→ Exercise directions:
All the lines below need retyping exactly, apart from the images.

→ Material for this task:
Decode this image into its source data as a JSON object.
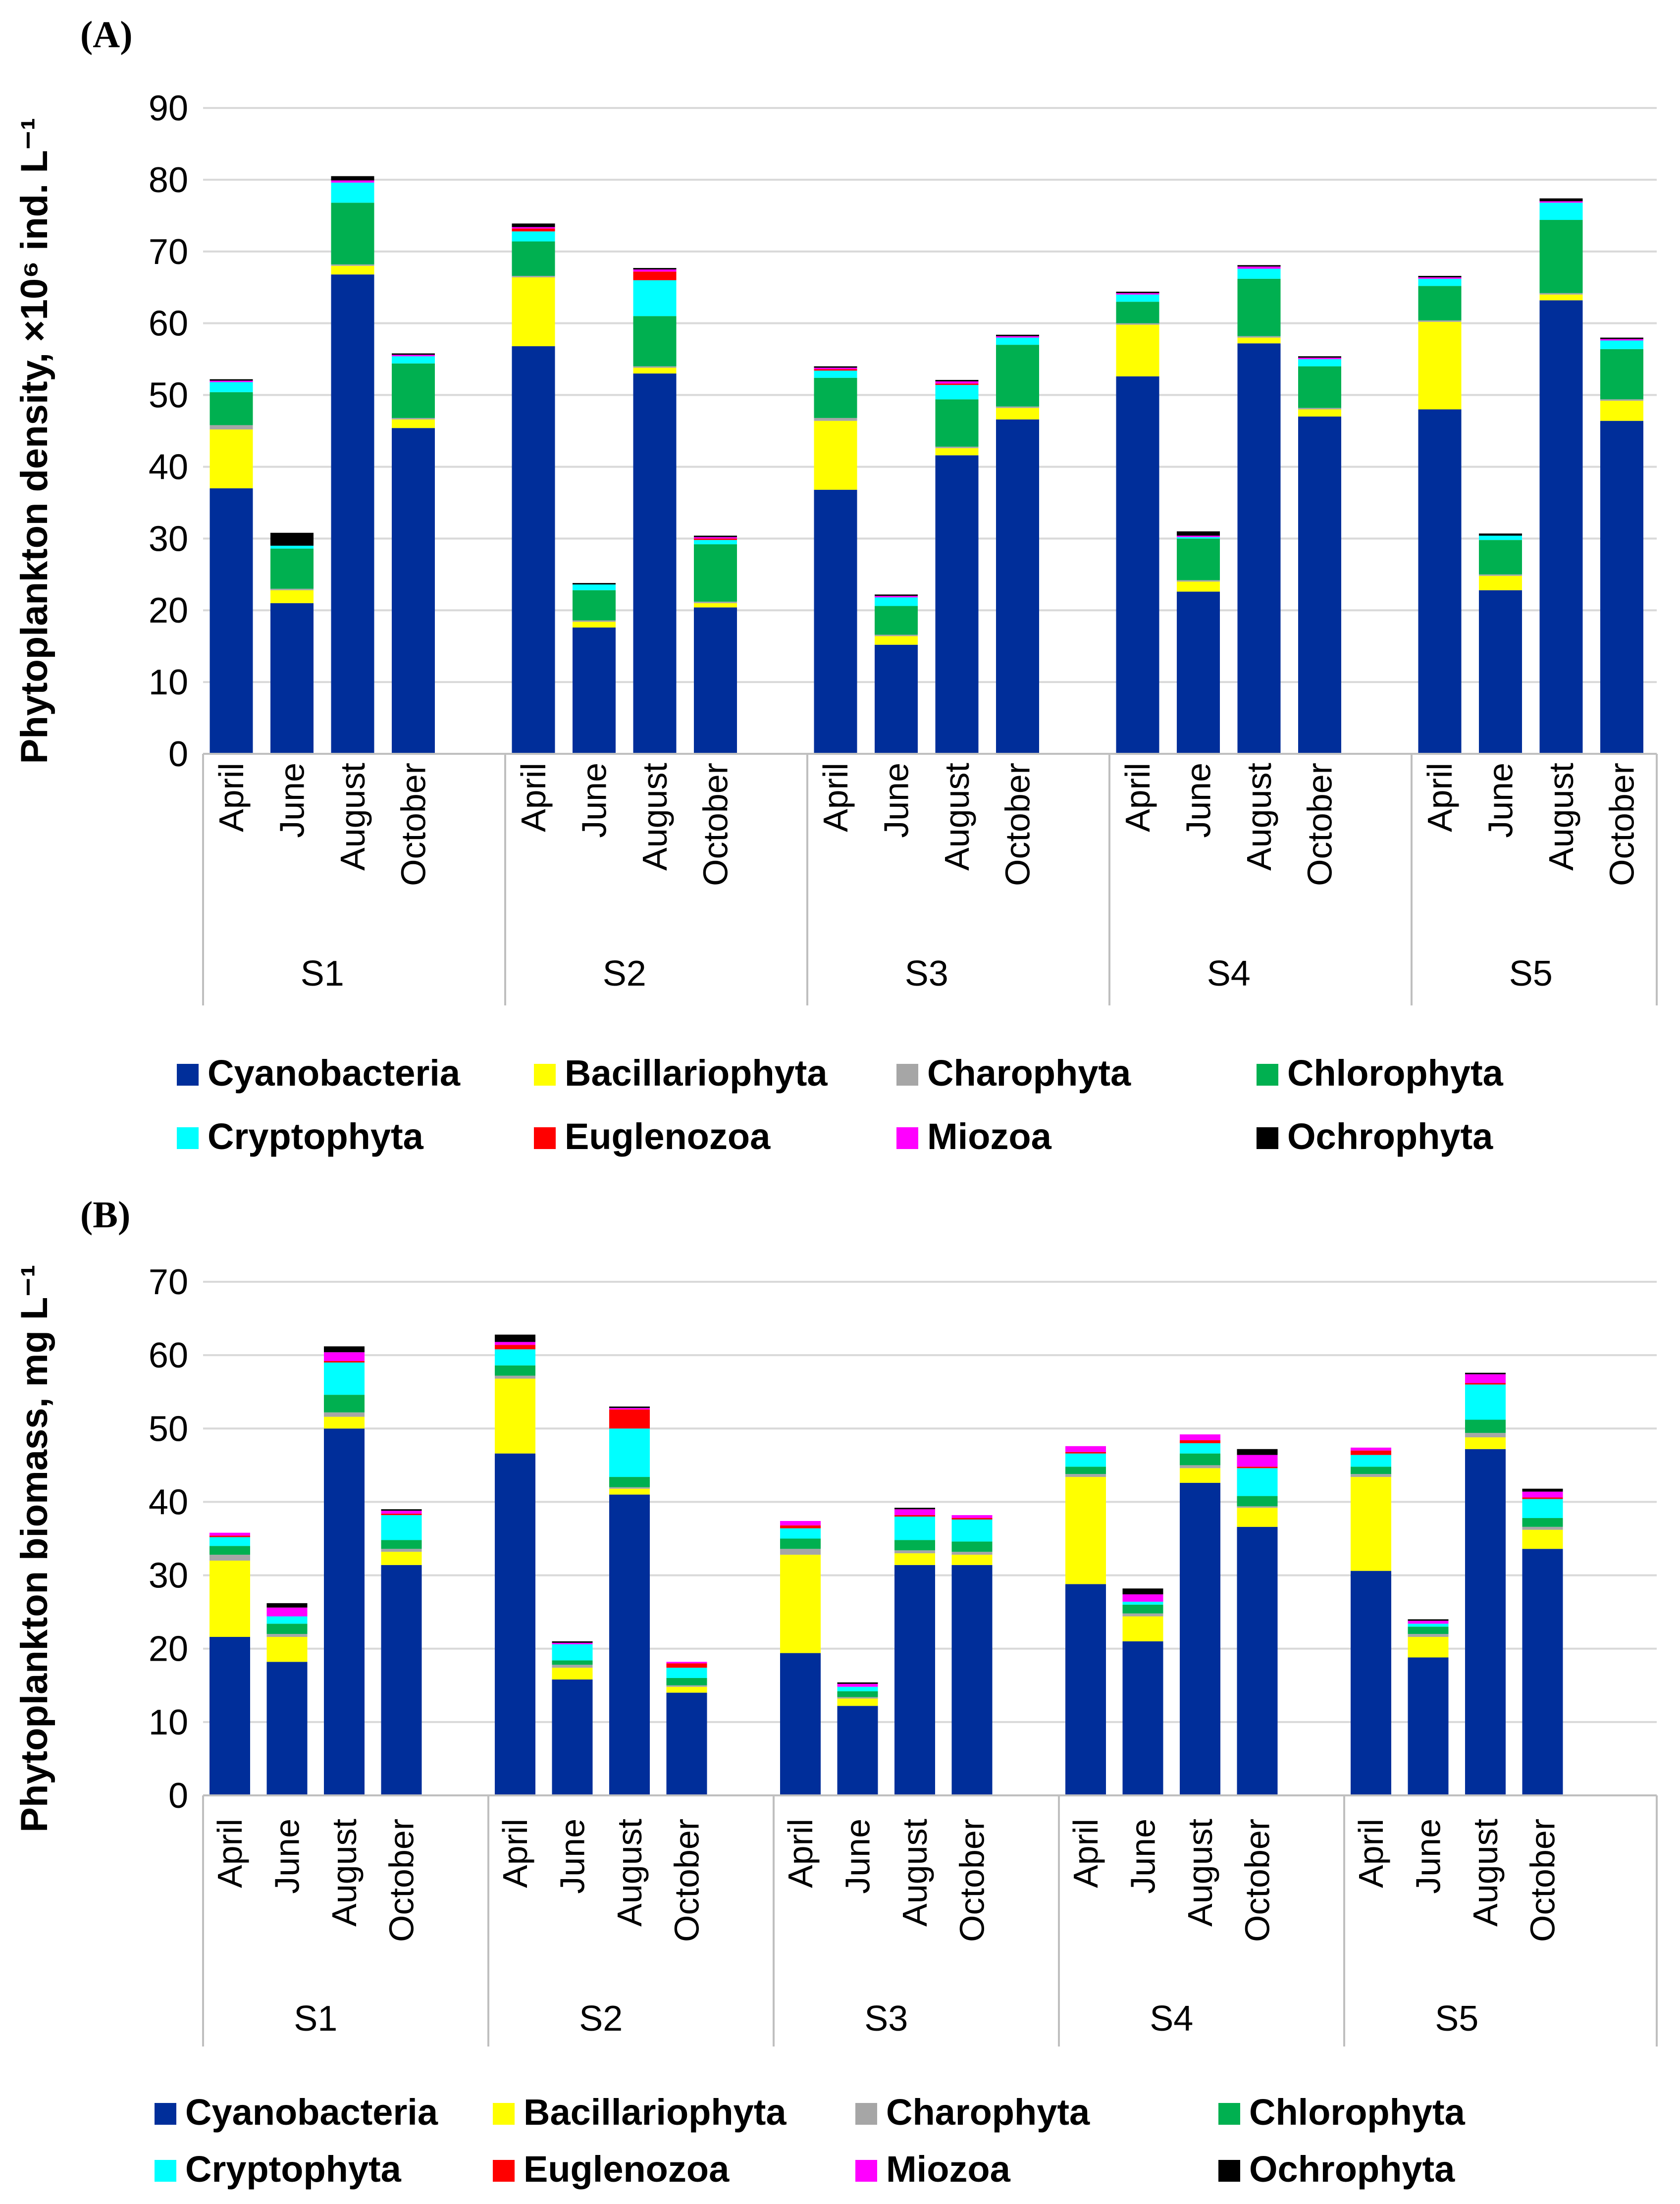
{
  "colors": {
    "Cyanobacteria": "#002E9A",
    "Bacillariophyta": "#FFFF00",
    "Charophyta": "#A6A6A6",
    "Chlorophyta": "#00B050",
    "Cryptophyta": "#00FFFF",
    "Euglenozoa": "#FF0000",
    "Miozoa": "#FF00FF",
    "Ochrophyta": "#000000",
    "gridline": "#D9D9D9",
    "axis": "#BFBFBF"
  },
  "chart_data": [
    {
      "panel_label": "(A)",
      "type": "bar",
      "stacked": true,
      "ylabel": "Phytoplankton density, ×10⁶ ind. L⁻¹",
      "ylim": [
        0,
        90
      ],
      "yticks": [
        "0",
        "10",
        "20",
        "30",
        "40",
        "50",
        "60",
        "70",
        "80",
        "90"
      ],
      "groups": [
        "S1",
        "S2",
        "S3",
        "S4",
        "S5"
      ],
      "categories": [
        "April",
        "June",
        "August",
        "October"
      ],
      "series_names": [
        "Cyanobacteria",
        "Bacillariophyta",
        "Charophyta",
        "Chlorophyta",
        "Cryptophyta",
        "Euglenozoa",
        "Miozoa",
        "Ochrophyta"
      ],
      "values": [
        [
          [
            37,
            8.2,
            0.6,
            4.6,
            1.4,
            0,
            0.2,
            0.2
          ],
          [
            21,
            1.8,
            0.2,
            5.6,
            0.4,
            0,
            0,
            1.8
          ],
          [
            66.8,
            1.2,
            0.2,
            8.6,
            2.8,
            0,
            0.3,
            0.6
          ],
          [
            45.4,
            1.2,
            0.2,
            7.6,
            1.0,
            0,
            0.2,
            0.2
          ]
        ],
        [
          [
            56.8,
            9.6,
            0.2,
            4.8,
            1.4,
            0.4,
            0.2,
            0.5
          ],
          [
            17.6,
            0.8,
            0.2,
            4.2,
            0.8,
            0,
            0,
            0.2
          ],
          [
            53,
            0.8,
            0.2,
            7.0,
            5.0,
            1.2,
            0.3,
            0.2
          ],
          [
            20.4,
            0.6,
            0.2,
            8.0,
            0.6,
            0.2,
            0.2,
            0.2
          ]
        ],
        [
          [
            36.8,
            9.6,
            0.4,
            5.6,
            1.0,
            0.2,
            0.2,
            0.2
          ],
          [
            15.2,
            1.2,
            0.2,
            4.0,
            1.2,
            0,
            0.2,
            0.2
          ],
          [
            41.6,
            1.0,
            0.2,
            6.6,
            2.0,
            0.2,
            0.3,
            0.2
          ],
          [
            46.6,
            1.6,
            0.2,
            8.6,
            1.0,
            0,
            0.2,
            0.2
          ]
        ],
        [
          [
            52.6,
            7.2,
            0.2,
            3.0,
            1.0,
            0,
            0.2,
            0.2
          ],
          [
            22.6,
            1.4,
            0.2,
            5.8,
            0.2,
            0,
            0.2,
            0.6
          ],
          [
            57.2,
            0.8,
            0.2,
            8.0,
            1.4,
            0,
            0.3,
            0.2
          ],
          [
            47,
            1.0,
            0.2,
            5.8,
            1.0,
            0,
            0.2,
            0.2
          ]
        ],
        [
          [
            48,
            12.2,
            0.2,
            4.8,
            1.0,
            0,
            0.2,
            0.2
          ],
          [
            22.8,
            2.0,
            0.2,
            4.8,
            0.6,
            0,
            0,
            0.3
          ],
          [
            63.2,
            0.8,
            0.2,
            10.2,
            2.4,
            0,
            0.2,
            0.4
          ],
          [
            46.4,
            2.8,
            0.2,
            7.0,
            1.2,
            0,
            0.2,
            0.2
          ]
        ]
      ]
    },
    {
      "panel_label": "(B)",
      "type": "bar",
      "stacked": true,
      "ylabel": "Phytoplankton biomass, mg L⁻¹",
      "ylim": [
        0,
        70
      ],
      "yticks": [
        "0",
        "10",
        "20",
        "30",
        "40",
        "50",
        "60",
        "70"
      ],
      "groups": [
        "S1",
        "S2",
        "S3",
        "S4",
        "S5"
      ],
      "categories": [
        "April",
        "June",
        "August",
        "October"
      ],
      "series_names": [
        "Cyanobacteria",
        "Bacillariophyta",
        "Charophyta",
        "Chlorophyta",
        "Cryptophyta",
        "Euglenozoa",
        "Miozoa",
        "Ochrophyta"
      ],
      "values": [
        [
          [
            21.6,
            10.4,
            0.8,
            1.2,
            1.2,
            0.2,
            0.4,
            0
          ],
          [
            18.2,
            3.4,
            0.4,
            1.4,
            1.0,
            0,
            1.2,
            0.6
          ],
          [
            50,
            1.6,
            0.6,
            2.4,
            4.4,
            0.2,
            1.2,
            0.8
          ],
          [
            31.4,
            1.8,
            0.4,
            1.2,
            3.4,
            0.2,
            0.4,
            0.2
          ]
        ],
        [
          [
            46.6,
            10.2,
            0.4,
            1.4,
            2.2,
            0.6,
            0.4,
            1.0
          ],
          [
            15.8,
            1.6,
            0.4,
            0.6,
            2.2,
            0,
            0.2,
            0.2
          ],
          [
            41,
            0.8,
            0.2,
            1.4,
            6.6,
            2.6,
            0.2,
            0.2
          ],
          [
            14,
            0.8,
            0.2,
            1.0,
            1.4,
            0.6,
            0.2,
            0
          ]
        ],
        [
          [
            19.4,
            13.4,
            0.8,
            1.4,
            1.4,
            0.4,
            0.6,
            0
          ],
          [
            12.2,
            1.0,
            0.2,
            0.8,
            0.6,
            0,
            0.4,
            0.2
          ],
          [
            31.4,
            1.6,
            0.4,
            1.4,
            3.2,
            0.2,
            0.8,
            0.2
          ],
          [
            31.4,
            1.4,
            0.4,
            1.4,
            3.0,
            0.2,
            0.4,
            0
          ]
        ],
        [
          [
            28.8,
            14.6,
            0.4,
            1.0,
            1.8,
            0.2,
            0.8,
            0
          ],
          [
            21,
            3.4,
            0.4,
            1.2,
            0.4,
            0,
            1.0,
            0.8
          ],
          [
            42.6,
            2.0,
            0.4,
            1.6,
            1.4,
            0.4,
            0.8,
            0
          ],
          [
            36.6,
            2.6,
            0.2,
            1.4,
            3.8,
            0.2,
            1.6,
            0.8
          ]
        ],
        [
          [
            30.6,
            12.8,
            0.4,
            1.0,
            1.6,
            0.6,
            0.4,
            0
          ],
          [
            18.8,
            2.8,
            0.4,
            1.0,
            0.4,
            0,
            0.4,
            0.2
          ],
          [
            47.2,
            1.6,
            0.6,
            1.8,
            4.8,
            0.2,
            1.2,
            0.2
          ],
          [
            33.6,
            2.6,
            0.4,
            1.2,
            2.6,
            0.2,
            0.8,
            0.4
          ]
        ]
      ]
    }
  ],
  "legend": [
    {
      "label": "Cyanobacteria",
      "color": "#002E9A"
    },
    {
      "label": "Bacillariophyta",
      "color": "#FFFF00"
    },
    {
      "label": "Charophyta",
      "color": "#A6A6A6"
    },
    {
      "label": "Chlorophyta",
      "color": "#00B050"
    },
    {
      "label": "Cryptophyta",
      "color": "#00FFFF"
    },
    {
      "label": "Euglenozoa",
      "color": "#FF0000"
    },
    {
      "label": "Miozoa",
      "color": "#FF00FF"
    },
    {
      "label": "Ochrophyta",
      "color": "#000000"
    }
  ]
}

→ Written answer:
Decode this image into its source data as a JSON object.
{
  "colors": {
    "Cyanobacteria": "#002E9A",
    "Bacillariophyta": "#FFFF00",
    "Charophyta": "#A6A6A6",
    "Chlorophyta": "#00B050",
    "Cryptophyta": "#00FFFF",
    "Euglenozoa": "#FF0000",
    "Miozoa": "#FF00FF",
    "Ochrophyta": "#000000",
    "gridline": "#D9D9D9",
    "axis": "#BFBFBF"
  },
  "chart_data": [
    {
      "panel_label": "(A)",
      "type": "bar",
      "stacked": true,
      "ylabel": "Phytoplankton density, ×10⁶ ind. L⁻¹",
      "ylim": [
        0,
        90
      ],
      "yticks": [
        "0",
        "10",
        "20",
        "30",
        "40",
        "50",
        "60",
        "70",
        "80",
        "90"
      ],
      "groups": [
        "S1",
        "S2",
        "S3",
        "S4",
        "S5"
      ],
      "categories": [
        "April",
        "June",
        "August",
        "October"
      ],
      "series_names": [
        "Cyanobacteria",
        "Bacillariophyta",
        "Charophyta",
        "Chlorophyta",
        "Cryptophyta",
        "Euglenozoa",
        "Miozoa",
        "Ochrophyta"
      ],
      "values": [
        [
          [
            37,
            8.2,
            0.6,
            4.6,
            1.4,
            0,
            0.2,
            0.2
          ],
          [
            21,
            1.8,
            0.2,
            5.6,
            0.4,
            0,
            0,
            1.8
          ],
          [
            66.8,
            1.2,
            0.2,
            8.6,
            2.8,
            0,
            0.3,
            0.6
          ],
          [
            45.4,
            1.2,
            0.2,
            7.6,
            1.0,
            0,
            0.2,
            0.2
          ]
        ],
        [
          [
            56.8,
            9.6,
            0.2,
            4.8,
            1.4,
            0.4,
            0.2,
            0.5
          ],
          [
            17.6,
            0.8,
            0.2,
            4.2,
            0.8,
            0,
            0,
            0.2
          ],
          [
            53,
            0.8,
            0.2,
            7.0,
            5.0,
            1.2,
            0.3,
            0.2
          ],
          [
            20.4,
            0.6,
            0.2,
            8.0,
            0.6,
            0.2,
            0.2,
            0.2
          ]
        ],
        [
          [
            36.8,
            9.6,
            0.4,
            5.6,
            1.0,
            0.2,
            0.2,
            0.2
          ],
          [
            15.2,
            1.2,
            0.2,
            4.0,
            1.2,
            0,
            0.2,
            0.2
          ],
          [
            41.6,
            1.0,
            0.2,
            6.6,
            2.0,
            0.2,
            0.3,
            0.2
          ],
          [
            46.6,
            1.6,
            0.2,
            8.6,
            1.0,
            0,
            0.2,
            0.2
          ]
        ],
        [
          [
            52.6,
            7.2,
            0.2,
            3.0,
            1.0,
            0,
            0.2,
            0.2
          ],
          [
            22.6,
            1.4,
            0.2,
            5.8,
            0.2,
            0,
            0.2,
            0.6
          ],
          [
            57.2,
            0.8,
            0.2,
            8.0,
            1.4,
            0,
            0.3,
            0.2
          ],
          [
            47,
            1.0,
            0.2,
            5.8,
            1.0,
            0,
            0.2,
            0.2
          ]
        ],
        [
          [
            48,
            12.2,
            0.2,
            4.8,
            1.0,
            0,
            0.2,
            0.2
          ],
          [
            22.8,
            2.0,
            0.2,
            4.8,
            0.6,
            0,
            0,
            0.3
          ],
          [
            63.2,
            0.8,
            0.2,
            10.2,
            2.4,
            0,
            0.2,
            0.4
          ],
          [
            46.4,
            2.8,
            0.2,
            7.0,
            1.2,
            0,
            0.2,
            0.2
          ]
        ]
      ]
    },
    {
      "panel_label": "(B)",
      "type": "bar",
      "stacked": true,
      "ylabel": "Phytoplankton biomass, mg L⁻¹",
      "ylim": [
        0,
        70
      ],
      "yticks": [
        "0",
        "10",
        "20",
        "30",
        "40",
        "50",
        "60",
        "70"
      ],
      "groups": [
        "S1",
        "S2",
        "S3",
        "S4",
        "S5"
      ],
      "categories": [
        "April",
        "June",
        "August",
        "October"
      ],
      "series_names": [
        "Cyanobacteria",
        "Bacillariophyta",
        "Charophyta",
        "Chlorophyta",
        "Cryptophyta",
        "Euglenozoa",
        "Miozoa",
        "Ochrophyta"
      ],
      "values": [
        [
          [
            21.6,
            10.4,
            0.8,
            1.2,
            1.2,
            0.2,
            0.4,
            0
          ],
          [
            18.2,
            3.4,
            0.4,
            1.4,
            1.0,
            0,
            1.2,
            0.6
          ],
          [
            50,
            1.6,
            0.6,
            2.4,
            4.4,
            0.2,
            1.2,
            0.8
          ],
          [
            31.4,
            1.8,
            0.4,
            1.2,
            3.4,
            0.2,
            0.4,
            0.2
          ]
        ],
        [
          [
            46.6,
            10.2,
            0.4,
            1.4,
            2.2,
            0.6,
            0.4,
            1.0
          ],
          [
            15.8,
            1.6,
            0.4,
            0.6,
            2.2,
            0,
            0.2,
            0.2
          ],
          [
            41,
            0.8,
            0.2,
            1.4,
            6.6,
            2.6,
            0.2,
            0.2
          ],
          [
            14,
            0.8,
            0.2,
            1.0,
            1.4,
            0.6,
            0.2,
            0
          ]
        ],
        [
          [
            19.4,
            13.4,
            0.8,
            1.4,
            1.4,
            0.4,
            0.6,
            0
          ],
          [
            12.2,
            1.0,
            0.2,
            0.8,
            0.6,
            0,
            0.4,
            0.2
          ],
          [
            31.4,
            1.6,
            0.4,
            1.4,
            3.2,
            0.2,
            0.8,
            0.2
          ],
          [
            31.4,
            1.4,
            0.4,
            1.4,
            3.0,
            0.2,
            0.4,
            0
          ]
        ],
        [
          [
            28.8,
            14.6,
            0.4,
            1.0,
            1.8,
            0.2,
            0.8,
            0
          ],
          [
            21,
            3.4,
            0.4,
            1.2,
            0.4,
            0,
            1.0,
            0.8
          ],
          [
            42.6,
            2.0,
            0.4,
            1.6,
            1.4,
            0.4,
            0.8,
            0
          ],
          [
            36.6,
            2.6,
            0.2,
            1.4,
            3.8,
            0.2,
            1.6,
            0.8
          ]
        ],
        [
          [
            30.6,
            12.8,
            0.4,
            1.0,
            1.6,
            0.6,
            0.4,
            0
          ],
          [
            18.8,
            2.8,
            0.4,
            1.0,
            0.4,
            0,
            0.4,
            0.2
          ],
          [
            47.2,
            1.6,
            0.6,
            1.8,
            4.8,
            0.2,
            1.2,
            0.2
          ],
          [
            33.6,
            2.6,
            0.4,
            1.2,
            2.6,
            0.2,
            0.8,
            0.4
          ]
        ]
      ]
    }
  ],
  "legend": [
    {
      "label": "Cyanobacteria",
      "color": "#002E9A"
    },
    {
      "label": "Bacillariophyta",
      "color": "#FFFF00"
    },
    {
      "label": "Charophyta",
      "color": "#A6A6A6"
    },
    {
      "label": "Chlorophyta",
      "color": "#00B050"
    },
    {
      "label": "Cryptophyta",
      "color": "#00FFFF"
    },
    {
      "label": "Euglenozoa",
      "color": "#FF0000"
    },
    {
      "label": "Miozoa",
      "color": "#FF00FF"
    },
    {
      "label": "Ochrophyta",
      "color": "#000000"
    }
  ]
}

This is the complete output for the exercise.